→ **WORK INSTRUCTIONS**:
Copy out every one of the lines below without changing a single character.

→ **DATA RECORDS**:
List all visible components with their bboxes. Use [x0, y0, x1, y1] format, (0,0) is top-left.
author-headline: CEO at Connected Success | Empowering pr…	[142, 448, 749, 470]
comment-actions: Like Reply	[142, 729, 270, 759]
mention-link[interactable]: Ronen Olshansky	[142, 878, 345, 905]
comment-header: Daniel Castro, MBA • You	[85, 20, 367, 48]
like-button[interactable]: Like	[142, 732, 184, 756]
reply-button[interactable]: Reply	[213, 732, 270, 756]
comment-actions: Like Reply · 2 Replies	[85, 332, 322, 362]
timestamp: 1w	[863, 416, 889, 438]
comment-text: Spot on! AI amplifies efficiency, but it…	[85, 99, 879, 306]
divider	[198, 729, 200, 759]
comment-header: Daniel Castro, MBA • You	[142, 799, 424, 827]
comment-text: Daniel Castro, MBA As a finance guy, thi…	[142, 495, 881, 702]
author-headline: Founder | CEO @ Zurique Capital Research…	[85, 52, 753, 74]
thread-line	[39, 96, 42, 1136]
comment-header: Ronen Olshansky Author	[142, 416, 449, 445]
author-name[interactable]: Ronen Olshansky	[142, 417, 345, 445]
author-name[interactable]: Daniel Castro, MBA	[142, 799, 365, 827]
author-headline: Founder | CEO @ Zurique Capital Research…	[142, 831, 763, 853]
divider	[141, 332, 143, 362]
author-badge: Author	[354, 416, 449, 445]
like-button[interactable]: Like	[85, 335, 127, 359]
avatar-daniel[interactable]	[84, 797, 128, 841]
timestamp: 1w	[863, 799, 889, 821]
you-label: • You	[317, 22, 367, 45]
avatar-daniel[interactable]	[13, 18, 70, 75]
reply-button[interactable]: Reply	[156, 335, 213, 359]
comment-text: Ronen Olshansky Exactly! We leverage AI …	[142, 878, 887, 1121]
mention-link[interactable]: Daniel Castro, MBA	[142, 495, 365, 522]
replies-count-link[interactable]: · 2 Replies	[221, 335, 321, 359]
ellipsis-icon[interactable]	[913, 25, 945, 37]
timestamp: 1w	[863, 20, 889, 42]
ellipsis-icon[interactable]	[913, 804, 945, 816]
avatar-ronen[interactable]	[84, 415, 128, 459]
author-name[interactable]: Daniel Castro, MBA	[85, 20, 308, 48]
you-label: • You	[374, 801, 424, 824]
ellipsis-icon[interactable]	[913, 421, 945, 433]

→ **COMPLETE ANSWER**:
List all visible components with their bboxes. Use [x0, y0, x1, y1] format, (0,0) is top-left.
author-headline: CEO at Connected Success | Empowering pr…	[142, 448, 749, 470]
comment-actions: Like Reply	[142, 729, 270, 759]
mention-link[interactable]: Ronen Olshansky	[142, 878, 345, 905]
comment-header: Daniel Castro, MBA • You	[85, 20, 367, 48]
like-button[interactable]: Like	[142, 732, 184, 756]
reply-button[interactable]: Reply	[213, 732, 270, 756]
comment-actions: Like Reply · 2 Replies	[85, 332, 322, 362]
timestamp: 1w	[863, 416, 889, 438]
comment-text: Spot on! AI amplifies efficiency, but it…	[85, 99, 879, 306]
divider	[198, 729, 200, 759]
comment-header: Daniel Castro, MBA • You	[142, 799, 424, 827]
comment-text: Daniel Castro, MBA As a finance guy, thi…	[142, 495, 881, 702]
author-headline: Founder | CEO @ Zurique Capital Research…	[85, 52, 753, 74]
thread-line	[39, 96, 42, 1136]
comment-header: Ronen Olshansky Author	[142, 416, 449, 445]
author-name[interactable]: Ronen Olshansky	[142, 417, 345, 445]
author-name[interactable]: Daniel Castro, MBA	[142, 799, 365, 827]
author-headline: Founder | CEO @ Zurique Capital Research…	[142, 831, 763, 853]
divider	[141, 332, 143, 362]
author-badge: Author	[354, 416, 449, 445]
like-button[interactable]: Like	[85, 335, 127, 359]
avatar-daniel[interactable]	[84, 797, 128, 841]
timestamp: 1w	[863, 799, 889, 821]
you-label: • You	[317, 22, 367, 45]
avatar-daniel[interactable]	[13, 18, 70, 75]
reply-button[interactable]: Reply	[156, 335, 213, 359]
comment-text: Ronen Olshansky Exactly! We leverage AI …	[142, 878, 887, 1121]
mention-link[interactable]: Daniel Castro, MBA	[142, 495, 365, 522]
replies-count-link[interactable]: · 2 Replies	[221, 335, 321, 359]
ellipsis-icon[interactable]	[913, 25, 945, 37]
timestamp: 1w	[863, 20, 889, 42]
ellipsis-icon[interactable]	[913, 804, 945, 816]
avatar-ronen[interactable]	[84, 415, 128, 459]
author-name[interactable]: Daniel Castro, MBA	[85, 20, 308, 48]
you-label: • You	[374, 801, 424, 824]
ellipsis-icon[interactable]	[913, 421, 945, 433]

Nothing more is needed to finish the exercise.